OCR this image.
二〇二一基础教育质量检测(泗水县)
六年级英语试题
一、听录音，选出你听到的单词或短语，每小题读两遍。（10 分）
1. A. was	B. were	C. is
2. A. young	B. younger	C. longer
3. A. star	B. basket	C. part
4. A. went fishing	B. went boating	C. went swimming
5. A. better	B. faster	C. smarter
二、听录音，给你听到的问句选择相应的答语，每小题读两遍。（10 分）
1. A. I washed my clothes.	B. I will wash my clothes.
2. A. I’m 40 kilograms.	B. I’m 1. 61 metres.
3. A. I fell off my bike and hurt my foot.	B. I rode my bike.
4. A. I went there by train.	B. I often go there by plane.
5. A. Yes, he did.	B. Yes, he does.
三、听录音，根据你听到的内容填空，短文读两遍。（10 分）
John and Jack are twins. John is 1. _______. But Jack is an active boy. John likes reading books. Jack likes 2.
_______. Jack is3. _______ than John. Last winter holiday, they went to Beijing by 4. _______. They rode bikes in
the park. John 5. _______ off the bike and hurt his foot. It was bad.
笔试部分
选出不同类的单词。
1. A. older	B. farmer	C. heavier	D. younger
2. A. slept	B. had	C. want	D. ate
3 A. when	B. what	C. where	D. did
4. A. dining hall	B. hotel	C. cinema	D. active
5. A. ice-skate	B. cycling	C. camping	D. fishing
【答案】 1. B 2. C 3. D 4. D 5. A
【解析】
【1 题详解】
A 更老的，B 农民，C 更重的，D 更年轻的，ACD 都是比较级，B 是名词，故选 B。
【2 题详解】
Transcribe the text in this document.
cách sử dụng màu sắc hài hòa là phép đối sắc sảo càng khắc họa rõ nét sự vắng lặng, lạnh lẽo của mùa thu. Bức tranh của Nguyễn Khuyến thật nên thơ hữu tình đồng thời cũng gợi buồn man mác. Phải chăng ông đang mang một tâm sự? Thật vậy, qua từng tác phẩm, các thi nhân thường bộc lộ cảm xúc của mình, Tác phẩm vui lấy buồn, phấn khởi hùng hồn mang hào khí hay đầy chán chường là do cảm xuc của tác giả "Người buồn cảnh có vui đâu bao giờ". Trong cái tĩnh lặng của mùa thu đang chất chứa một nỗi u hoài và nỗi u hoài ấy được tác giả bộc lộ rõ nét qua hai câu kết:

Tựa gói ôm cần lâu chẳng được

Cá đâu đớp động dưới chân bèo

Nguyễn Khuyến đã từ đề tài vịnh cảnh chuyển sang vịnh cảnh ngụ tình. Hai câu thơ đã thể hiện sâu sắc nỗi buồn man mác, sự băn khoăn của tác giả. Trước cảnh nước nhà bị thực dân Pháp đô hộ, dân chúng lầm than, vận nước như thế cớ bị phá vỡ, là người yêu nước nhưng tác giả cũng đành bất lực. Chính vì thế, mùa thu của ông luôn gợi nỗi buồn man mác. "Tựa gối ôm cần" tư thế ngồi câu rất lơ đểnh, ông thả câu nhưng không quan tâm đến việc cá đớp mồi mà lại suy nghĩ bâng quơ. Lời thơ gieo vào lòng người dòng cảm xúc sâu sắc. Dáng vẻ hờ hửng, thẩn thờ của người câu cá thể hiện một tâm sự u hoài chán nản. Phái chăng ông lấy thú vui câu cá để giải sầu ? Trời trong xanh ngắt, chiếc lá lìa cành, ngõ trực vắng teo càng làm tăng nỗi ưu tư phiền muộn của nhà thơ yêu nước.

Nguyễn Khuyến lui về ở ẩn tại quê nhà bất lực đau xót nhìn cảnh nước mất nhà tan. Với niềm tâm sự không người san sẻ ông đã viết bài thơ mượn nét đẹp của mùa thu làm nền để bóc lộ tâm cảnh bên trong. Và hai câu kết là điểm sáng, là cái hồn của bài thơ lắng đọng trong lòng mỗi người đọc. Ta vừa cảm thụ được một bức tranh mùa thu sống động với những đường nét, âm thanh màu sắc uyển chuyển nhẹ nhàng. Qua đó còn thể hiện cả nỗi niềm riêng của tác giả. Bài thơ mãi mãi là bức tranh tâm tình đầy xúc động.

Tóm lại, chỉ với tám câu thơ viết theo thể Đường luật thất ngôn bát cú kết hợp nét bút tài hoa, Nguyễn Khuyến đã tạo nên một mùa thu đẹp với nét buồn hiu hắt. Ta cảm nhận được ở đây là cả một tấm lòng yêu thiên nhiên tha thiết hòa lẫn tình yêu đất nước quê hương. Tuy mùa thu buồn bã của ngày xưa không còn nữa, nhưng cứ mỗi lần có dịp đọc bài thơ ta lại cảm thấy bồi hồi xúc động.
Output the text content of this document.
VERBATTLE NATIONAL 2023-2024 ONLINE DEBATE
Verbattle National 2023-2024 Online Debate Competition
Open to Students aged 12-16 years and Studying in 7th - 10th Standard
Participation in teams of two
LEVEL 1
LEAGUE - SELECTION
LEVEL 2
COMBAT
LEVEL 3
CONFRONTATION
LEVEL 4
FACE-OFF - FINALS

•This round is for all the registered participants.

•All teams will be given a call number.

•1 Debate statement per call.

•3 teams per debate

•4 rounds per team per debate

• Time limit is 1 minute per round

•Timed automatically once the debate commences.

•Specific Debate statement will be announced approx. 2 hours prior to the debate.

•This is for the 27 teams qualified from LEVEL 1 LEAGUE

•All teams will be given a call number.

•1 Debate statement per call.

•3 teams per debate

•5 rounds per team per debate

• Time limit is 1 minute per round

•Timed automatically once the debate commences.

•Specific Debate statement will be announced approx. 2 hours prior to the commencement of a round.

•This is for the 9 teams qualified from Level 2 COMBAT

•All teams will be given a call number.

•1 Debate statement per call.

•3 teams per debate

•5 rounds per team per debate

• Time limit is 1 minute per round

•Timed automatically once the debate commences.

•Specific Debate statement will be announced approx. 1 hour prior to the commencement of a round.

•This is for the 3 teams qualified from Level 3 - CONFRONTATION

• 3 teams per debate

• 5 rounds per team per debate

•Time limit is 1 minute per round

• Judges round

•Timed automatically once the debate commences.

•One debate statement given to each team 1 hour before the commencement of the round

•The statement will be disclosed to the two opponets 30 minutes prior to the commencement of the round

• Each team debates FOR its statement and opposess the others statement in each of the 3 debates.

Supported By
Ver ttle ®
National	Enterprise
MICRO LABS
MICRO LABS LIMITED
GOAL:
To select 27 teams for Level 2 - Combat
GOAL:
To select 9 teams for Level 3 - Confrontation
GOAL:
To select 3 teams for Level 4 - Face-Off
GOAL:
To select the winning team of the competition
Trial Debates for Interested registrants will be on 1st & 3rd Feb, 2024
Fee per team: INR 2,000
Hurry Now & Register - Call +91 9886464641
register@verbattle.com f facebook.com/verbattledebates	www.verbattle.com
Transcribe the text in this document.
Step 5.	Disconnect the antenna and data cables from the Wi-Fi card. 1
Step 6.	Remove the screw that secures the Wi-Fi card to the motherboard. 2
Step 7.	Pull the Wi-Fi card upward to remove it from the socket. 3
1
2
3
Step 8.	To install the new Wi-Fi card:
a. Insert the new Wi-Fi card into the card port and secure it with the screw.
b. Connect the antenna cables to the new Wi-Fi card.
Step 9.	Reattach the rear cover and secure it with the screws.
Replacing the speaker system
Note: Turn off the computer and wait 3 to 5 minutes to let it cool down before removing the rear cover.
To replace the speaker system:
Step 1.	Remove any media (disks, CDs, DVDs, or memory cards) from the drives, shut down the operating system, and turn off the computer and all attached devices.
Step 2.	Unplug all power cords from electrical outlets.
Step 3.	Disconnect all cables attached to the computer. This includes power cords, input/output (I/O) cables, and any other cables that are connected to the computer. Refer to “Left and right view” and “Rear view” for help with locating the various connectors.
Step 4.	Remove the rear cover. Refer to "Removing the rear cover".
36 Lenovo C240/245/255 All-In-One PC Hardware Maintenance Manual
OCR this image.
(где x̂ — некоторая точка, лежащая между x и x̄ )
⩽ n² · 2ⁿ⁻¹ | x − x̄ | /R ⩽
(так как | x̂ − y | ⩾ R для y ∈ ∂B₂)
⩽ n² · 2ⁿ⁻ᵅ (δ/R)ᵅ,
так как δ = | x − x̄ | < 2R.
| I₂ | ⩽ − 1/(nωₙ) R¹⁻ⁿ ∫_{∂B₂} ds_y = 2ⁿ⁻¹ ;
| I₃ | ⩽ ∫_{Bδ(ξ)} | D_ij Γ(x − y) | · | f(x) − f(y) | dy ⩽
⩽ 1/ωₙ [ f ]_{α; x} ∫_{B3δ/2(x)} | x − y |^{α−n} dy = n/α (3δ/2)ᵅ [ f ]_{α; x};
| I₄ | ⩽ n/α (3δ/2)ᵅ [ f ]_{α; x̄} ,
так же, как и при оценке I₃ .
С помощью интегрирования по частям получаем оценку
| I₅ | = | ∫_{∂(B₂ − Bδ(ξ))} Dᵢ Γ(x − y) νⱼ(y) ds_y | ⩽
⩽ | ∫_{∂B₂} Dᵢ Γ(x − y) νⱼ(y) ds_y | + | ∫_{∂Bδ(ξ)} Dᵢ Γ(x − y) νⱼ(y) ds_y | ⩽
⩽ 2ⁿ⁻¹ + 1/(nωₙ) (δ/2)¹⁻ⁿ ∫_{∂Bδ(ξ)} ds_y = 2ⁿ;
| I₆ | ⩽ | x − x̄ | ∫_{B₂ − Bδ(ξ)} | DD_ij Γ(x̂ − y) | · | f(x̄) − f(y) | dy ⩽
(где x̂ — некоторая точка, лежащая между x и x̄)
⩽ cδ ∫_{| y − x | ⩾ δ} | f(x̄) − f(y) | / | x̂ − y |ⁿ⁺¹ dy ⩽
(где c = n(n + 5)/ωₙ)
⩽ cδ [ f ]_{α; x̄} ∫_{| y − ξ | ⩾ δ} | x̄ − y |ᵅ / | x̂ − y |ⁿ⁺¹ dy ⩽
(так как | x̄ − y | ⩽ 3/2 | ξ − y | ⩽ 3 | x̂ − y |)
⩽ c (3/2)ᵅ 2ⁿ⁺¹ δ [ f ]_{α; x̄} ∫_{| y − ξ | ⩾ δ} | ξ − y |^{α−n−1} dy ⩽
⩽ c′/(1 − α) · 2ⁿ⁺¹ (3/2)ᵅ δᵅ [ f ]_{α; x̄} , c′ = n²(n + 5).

■ ■ ■

Copy each line that contains the word "không".

= Written answer =
Nguyễn Khuyến đã từ đề tài vịnh cảnh chuyển sang vịnh cảnh ngụ tình. Hai câu thơ đã thể hiện sâu sắc nỗi buồn man mác, sự băn khoăn của tác giả. Trước cảnh nước nhà bị thực dân Pháp đô hộ, dân chúng lầm than, vận nước như thế cớ bị phá vỡ, là người yêu nước nhưng tác giả cũng đành bất lực. Chính vì thế, mùa thu của ông luôn gợi nỗi buồn man mác. "Tựa gối ôm cần" tư thế ngồi câu rất lơ đểnh, ông thả câu nhưng không quan tâm đến việc cá đớp mồi mà lại suy nghĩ bâng quơ. Lời thơ gieo vào lòng người dòng cảm xúc sâu sắc. Dáng vẻ hờ hửng, thẩn thờ của người câu cá thể hiện một tâm sự u hoài chán nản. Phái chăng ông lấy thú vui câu cá để giải sầu ? Trời trong xanh ngắt, chiếc lá lìa cành, ngõ trực vắng teo càng làm tăng nỗi ưu tư phiền muộn của nhà thơ yêu nước.
Nguyễn Khuyến lui về ở ẩn tại quê nhà bất lực đau xót nhìn cảnh nước mất nhà tan. Với niềm tâm sự không người san sẻ ông đã viết bài thơ mượn nét đẹp của mùa thu làm nền để bóc lộ tâm cảnh bên trong. Và hai câu kết là điểm sáng, là cái hồn của bài thơ lắng đọng trong lòng mỗi người đọc. Ta vừa cảm thụ được một bức tranh mùa thu sống động với những đường nét, âm thanh màu sắc uyển chuyển nhẹ nhàng. Qua đó còn thể hiện cả nỗi niềm riêng của tác giả. Bài thơ mãi mãi là bức tranh tâm tình đầy xúc động.
Tóm lại, chỉ với tám câu thơ viết theo thể Đường luật thất ngôn bát cú kết hợp nét bút tài hoa, Nguyễn Khuyến đã tạo nên một mùa thu đẹp với nét buồn hiu hắt. Ta cảm nhận được ở đây là cả một tấm lòng yêu thiên nhiên tha thiết hòa lẫn tình yêu đất nước quê hương. Tuy mùa thu buồn bã của ngày xưa không còn nữa, nhưng cứ mỗi lần có dịp đọc bài thơ ta lại cảm thấy bồi hồi xúc động.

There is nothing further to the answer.